### [TO DO]
Using the material below, copy every line where "name" appears.

### [Recorded data]
— start —

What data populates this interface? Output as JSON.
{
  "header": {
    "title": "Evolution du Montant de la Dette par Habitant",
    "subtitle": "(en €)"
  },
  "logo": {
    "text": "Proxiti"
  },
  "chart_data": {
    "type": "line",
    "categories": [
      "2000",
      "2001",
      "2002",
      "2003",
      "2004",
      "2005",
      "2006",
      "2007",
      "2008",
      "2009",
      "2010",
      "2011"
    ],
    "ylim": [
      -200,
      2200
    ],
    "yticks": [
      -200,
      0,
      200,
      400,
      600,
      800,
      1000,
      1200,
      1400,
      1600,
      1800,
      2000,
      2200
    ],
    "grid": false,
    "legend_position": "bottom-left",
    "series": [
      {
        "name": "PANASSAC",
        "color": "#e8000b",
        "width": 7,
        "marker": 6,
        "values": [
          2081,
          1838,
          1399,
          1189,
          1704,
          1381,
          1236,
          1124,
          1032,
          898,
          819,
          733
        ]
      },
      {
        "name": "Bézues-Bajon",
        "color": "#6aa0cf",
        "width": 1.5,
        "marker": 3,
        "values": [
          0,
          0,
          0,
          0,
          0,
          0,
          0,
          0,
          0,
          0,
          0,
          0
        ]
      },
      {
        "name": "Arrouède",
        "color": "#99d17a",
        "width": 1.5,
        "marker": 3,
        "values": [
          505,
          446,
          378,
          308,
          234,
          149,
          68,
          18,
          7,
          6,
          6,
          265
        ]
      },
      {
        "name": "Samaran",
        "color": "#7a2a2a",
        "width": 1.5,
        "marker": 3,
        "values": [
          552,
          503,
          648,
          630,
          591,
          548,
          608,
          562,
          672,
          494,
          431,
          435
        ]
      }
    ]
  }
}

— end —

### [SOLUTION]
        "name": "PANASSAC",
        "name": "Bézues-Bajon",
        "name": "Arrouède",
        "name": "Samaran",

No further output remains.